───── Data provided ─────
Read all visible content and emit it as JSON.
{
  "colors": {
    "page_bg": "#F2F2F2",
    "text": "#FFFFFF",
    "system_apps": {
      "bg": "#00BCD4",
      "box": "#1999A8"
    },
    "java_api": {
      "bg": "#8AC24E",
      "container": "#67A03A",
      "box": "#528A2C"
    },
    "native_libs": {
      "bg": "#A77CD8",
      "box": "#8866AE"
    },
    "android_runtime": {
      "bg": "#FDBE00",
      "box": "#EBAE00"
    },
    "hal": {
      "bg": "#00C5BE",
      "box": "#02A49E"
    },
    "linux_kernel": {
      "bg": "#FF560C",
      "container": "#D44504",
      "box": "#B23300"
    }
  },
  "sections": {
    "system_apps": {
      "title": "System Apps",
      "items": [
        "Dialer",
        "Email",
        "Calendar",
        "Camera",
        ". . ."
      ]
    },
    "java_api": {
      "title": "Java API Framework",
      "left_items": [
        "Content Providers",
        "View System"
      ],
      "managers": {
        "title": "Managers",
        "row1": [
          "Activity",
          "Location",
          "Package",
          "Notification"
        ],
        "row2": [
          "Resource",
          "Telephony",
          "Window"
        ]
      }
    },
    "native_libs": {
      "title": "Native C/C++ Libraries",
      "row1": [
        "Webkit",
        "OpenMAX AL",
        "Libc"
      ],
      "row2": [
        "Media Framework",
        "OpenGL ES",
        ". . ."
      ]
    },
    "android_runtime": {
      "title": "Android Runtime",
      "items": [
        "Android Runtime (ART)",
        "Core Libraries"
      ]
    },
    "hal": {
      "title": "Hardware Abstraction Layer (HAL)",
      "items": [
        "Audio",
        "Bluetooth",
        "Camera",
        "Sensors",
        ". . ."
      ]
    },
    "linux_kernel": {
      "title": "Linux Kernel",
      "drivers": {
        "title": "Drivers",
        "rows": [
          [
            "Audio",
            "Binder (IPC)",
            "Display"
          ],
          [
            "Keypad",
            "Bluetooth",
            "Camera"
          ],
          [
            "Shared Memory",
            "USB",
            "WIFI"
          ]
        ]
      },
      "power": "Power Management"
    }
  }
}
─────
## Job
Your task is to return the full listing exactly as it was given.

## Solution to the problem
Read all visible content and emit it as JSON.
{
  "colors": {
    "page_bg": "#F2F2F2",
    "text": "#FFFFFF",
    "system_apps": {
      "bg": "#00BCD4",
      "box": "#1999A8"
    },
    "java_api": {
      "bg": "#8AC24E",
      "container": "#67A03A",
      "box": "#528A2C"
    },
    "native_libs": {
      "bg": "#A77CD8",
      "box": "#8866AE"
    },
    "android_runtime": {
      "bg": "#FDBE00",
      "box": "#EBAE00"
    },
    "hal": {
      "bg": "#00C5BE",
      "box": "#02A49E"
    },
    "linux_kernel": {
      "bg": "#FF560C",
      "container": "#D44504",
      "box": "#B23300"
    }
  },
  "sections": {
    "system_apps": {
      "title": "System Apps",
      "items": [
        "Dialer",
        "Email",
        "Calendar",
        "Camera",
        ". . ."
      ]
    },
    "java_api": {
      "title": "Java API Framework",
      "left_items": [
        "Content Providers",
        "View System"
      ],
      "managers": {
        "title": "Managers",
        "row1": [
          "Activity",
          "Location",
          "Package",
          "Notification"
        ],
        "row2": [
          "Resource",
          "Telephony",
          "Window"
        ]
      }
    },
    "native_libs": {
      "title": "Native C/C++ Libraries",
      "row1": [
        "Webkit",
        "OpenMAX AL",
        "Libc"
      ],
      "row2": [
        "Media Framework",
        "OpenGL ES",
        ". . ."
      ]
    },
    "android_runtime": {
      "title": "Android Runtime",
      "items": [
        "Android Runtime (ART)",
        "Core Libraries"
      ]
    },
    "hal": {
      "title": "Hardware Abstraction Layer (HAL)",
      "items": [
        "Audio",
        "Bluetooth",
        "Camera",
        "Sensors",
        ". . ."
      ]
    },
    "linux_kernel": {
      "title": "Linux Kernel",
      "drivers": {
        "title": "Drivers",
        "rows": [
          [
            "Audio",
            "Binder (IPC)",
            "Display"
          ],
          [
            "Keypad",
            "Bluetooth",
            "Camera"
          ],
          [
            "Shared Memory",
            "USB",
            "WIFI"
          ]
        ]
      },
      "power": "Power Management"
    }
  }
}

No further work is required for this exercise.